**Task brief**.
Going through the material below, please gather all lines with the word "Staff" in them.

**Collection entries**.

──────────

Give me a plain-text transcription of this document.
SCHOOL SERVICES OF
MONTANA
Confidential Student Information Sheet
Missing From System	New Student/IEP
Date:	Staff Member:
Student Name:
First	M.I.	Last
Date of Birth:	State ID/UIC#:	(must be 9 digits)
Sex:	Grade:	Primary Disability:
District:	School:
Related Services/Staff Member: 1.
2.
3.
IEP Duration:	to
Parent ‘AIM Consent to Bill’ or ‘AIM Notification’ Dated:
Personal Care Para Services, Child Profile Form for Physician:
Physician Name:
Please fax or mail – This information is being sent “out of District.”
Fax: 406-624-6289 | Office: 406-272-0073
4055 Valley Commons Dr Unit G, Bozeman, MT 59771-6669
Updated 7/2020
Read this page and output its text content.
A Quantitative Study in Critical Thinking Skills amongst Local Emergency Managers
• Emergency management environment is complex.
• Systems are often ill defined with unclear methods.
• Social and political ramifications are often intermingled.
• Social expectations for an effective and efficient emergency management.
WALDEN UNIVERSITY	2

──────────

**Correct result**.
Date:	Staff Member:
Related Services/Staff Member: 1.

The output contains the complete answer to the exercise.